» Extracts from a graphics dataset
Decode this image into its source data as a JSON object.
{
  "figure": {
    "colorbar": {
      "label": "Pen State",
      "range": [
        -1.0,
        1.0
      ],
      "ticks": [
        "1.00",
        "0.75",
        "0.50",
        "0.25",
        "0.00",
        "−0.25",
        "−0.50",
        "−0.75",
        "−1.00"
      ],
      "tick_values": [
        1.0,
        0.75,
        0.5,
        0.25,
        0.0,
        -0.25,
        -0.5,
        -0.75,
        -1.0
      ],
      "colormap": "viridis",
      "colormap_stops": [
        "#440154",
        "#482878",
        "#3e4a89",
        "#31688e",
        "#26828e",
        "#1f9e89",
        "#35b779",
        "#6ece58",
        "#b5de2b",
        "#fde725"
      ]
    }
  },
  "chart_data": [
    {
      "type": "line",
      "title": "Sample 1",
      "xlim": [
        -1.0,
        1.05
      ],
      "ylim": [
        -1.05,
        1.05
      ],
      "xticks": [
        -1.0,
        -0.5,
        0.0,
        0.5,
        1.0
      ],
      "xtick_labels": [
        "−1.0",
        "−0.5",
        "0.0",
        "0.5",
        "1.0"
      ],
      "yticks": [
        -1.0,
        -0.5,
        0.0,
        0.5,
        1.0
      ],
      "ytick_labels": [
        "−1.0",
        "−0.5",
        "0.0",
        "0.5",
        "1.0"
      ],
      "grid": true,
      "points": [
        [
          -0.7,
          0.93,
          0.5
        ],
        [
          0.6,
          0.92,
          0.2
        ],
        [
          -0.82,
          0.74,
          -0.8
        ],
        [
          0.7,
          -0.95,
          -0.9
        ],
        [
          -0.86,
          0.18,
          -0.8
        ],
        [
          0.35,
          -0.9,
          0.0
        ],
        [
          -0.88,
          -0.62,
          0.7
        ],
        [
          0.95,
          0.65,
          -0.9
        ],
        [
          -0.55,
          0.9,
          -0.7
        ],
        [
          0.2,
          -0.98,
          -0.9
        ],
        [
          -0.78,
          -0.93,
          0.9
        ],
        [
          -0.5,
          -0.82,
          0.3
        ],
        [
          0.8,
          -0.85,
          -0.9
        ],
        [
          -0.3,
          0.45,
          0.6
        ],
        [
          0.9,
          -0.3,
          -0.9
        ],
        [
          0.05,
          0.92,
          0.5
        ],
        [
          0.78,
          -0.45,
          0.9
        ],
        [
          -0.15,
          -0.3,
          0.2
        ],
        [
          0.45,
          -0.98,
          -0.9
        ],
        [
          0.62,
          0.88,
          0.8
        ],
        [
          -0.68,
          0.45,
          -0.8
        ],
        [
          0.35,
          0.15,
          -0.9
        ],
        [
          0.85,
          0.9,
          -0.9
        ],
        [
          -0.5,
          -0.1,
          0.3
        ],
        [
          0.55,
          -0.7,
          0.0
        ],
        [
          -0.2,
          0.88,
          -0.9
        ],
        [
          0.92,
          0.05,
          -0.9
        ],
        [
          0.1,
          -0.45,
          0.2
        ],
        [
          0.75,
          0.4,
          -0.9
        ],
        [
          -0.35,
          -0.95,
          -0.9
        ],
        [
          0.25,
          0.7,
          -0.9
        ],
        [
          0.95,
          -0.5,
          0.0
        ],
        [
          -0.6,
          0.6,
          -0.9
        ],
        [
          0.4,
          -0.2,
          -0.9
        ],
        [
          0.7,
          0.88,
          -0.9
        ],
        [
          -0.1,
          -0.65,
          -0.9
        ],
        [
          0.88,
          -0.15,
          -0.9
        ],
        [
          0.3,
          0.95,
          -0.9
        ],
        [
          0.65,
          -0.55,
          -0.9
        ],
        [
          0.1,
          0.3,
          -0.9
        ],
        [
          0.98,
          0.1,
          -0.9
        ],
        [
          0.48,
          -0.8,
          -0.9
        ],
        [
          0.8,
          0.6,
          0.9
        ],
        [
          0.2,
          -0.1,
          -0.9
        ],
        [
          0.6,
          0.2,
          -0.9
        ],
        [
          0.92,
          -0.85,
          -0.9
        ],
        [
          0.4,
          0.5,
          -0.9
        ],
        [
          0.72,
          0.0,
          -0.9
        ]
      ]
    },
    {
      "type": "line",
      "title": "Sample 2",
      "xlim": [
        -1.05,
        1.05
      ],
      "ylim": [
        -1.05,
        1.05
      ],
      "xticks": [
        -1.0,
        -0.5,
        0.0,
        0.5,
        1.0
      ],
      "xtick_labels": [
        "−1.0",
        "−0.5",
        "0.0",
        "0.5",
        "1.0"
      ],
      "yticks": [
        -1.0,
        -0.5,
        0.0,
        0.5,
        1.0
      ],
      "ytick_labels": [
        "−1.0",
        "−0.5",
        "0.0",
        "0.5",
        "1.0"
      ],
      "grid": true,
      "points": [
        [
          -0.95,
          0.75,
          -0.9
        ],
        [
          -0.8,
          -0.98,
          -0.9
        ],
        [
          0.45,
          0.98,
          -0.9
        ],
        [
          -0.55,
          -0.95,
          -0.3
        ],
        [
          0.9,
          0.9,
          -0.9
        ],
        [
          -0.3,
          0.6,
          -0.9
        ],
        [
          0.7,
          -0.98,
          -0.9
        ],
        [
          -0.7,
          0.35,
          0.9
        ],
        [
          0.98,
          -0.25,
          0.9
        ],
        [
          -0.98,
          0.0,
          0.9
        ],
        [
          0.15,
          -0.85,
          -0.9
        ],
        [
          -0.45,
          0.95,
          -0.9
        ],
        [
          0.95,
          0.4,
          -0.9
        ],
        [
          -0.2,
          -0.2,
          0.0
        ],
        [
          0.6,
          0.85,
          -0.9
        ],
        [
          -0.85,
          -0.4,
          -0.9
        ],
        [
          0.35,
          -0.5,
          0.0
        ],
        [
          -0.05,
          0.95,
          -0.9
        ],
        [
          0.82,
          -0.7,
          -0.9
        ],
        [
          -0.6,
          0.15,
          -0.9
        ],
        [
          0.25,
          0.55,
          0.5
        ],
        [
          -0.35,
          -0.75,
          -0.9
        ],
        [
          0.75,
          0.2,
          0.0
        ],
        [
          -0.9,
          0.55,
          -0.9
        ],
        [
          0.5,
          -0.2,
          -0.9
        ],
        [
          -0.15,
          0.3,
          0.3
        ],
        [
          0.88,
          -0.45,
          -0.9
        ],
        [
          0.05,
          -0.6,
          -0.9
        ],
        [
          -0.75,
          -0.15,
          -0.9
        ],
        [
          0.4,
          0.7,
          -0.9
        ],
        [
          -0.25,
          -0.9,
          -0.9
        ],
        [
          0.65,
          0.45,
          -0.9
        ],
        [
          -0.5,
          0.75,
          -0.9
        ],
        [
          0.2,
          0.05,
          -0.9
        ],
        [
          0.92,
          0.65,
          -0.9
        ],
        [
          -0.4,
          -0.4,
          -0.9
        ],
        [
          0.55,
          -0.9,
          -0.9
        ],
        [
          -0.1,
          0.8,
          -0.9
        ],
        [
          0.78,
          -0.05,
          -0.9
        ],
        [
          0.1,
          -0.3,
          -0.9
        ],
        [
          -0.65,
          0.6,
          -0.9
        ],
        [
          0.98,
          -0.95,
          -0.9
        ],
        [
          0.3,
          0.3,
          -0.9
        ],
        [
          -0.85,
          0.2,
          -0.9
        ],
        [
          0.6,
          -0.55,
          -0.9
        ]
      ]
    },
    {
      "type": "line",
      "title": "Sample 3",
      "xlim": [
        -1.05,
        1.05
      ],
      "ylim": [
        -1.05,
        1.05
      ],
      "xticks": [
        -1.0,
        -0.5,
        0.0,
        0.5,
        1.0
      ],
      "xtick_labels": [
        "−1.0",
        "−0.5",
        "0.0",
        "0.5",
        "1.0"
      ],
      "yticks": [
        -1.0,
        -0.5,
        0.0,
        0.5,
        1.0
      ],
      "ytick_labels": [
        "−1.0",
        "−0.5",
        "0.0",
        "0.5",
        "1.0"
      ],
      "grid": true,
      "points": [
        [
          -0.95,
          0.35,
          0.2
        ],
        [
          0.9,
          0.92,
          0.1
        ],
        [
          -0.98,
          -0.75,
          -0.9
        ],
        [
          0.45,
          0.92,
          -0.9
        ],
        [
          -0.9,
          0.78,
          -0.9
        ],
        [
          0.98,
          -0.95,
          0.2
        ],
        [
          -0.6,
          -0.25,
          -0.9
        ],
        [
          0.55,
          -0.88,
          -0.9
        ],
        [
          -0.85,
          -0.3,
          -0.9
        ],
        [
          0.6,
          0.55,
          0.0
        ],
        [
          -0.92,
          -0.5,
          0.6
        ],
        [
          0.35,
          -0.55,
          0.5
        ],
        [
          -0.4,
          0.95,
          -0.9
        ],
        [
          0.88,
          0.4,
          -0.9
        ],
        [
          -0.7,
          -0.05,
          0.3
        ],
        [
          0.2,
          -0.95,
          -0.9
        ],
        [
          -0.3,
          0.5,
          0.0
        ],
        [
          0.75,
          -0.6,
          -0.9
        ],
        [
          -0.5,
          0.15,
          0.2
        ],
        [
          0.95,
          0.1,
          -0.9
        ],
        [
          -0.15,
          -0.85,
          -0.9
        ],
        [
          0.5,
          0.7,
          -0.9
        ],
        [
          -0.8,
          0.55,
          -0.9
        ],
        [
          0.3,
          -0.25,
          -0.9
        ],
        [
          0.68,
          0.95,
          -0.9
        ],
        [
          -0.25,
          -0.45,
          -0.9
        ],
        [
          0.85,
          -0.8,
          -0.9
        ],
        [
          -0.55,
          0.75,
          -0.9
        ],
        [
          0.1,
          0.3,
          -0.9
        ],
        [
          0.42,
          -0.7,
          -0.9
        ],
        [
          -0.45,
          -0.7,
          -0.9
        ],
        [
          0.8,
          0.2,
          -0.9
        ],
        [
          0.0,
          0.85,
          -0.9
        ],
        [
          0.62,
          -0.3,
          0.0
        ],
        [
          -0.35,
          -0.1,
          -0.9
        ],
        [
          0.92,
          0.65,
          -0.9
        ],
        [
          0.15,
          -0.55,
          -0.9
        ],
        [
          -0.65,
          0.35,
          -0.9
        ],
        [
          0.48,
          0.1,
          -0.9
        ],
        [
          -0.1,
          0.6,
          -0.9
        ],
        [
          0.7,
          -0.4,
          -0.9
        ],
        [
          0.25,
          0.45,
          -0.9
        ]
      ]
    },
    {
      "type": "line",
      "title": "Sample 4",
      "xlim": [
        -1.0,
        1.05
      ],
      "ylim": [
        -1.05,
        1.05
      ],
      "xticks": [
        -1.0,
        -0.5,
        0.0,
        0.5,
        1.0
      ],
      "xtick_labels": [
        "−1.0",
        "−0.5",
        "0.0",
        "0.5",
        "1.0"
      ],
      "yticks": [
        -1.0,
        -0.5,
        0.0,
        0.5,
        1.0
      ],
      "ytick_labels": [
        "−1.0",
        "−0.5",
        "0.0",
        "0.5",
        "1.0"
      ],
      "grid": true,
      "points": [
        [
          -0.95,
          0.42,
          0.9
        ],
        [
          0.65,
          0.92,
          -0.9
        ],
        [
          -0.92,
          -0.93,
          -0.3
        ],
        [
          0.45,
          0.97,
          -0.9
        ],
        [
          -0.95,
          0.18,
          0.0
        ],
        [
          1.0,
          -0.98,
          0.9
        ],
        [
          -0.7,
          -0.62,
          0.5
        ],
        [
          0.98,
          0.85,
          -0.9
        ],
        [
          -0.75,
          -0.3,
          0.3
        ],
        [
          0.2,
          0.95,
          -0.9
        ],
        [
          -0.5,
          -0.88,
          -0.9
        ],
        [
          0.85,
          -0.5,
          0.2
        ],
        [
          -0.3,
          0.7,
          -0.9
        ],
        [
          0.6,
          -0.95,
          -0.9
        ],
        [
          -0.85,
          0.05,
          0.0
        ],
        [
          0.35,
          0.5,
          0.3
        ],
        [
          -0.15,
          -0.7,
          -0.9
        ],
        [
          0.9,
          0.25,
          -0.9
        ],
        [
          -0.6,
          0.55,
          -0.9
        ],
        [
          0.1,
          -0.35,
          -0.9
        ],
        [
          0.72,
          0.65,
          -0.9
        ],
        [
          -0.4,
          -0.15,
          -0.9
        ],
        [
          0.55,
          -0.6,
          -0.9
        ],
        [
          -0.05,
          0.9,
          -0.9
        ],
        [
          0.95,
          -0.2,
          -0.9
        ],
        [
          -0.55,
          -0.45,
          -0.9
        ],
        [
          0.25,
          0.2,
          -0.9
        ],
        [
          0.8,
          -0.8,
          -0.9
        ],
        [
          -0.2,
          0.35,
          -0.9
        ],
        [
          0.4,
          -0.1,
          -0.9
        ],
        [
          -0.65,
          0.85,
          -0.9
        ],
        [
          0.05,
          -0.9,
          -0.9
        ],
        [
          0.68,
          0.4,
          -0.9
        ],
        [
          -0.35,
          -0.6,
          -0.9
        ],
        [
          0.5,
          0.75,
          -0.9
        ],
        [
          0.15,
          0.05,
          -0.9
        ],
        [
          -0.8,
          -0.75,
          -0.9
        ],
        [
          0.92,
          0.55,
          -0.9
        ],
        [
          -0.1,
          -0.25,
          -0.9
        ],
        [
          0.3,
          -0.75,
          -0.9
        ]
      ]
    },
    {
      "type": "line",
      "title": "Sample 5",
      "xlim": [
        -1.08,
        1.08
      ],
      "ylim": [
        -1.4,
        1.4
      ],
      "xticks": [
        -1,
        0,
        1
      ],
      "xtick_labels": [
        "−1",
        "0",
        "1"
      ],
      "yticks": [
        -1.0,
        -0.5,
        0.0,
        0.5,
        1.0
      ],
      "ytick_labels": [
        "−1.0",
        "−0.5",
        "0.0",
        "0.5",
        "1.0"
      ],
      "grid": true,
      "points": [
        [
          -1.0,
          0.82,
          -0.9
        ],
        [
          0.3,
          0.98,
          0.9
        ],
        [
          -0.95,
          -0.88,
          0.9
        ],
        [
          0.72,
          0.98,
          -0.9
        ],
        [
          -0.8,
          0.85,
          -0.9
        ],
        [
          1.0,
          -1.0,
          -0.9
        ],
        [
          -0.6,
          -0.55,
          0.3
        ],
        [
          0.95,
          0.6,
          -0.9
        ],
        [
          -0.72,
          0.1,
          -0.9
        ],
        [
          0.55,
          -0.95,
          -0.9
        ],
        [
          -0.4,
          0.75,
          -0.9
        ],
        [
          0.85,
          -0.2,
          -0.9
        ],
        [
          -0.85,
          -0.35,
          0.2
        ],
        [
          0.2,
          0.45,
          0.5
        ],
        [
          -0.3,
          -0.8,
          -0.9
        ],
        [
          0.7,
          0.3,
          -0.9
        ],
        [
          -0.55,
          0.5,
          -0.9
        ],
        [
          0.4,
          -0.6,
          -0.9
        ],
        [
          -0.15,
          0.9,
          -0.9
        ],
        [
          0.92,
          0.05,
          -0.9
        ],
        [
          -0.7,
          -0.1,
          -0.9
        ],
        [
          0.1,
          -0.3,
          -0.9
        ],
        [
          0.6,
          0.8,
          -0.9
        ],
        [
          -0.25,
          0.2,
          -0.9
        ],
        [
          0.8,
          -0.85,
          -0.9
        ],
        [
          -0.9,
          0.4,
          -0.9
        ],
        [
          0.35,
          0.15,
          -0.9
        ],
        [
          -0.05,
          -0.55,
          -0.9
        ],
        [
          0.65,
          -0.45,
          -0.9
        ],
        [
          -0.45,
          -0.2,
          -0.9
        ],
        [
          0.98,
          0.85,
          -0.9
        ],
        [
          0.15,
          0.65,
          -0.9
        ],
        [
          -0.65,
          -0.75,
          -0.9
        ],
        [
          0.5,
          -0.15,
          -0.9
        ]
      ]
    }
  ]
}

» What is required
Look for "Sample" and pull out every line that has it.

» The reply
      "title": "Sample 1",
      "title": "Sample 2",
      "title": "Sample 3",
      "title": "Sample 4",
      "title": "Sample 5",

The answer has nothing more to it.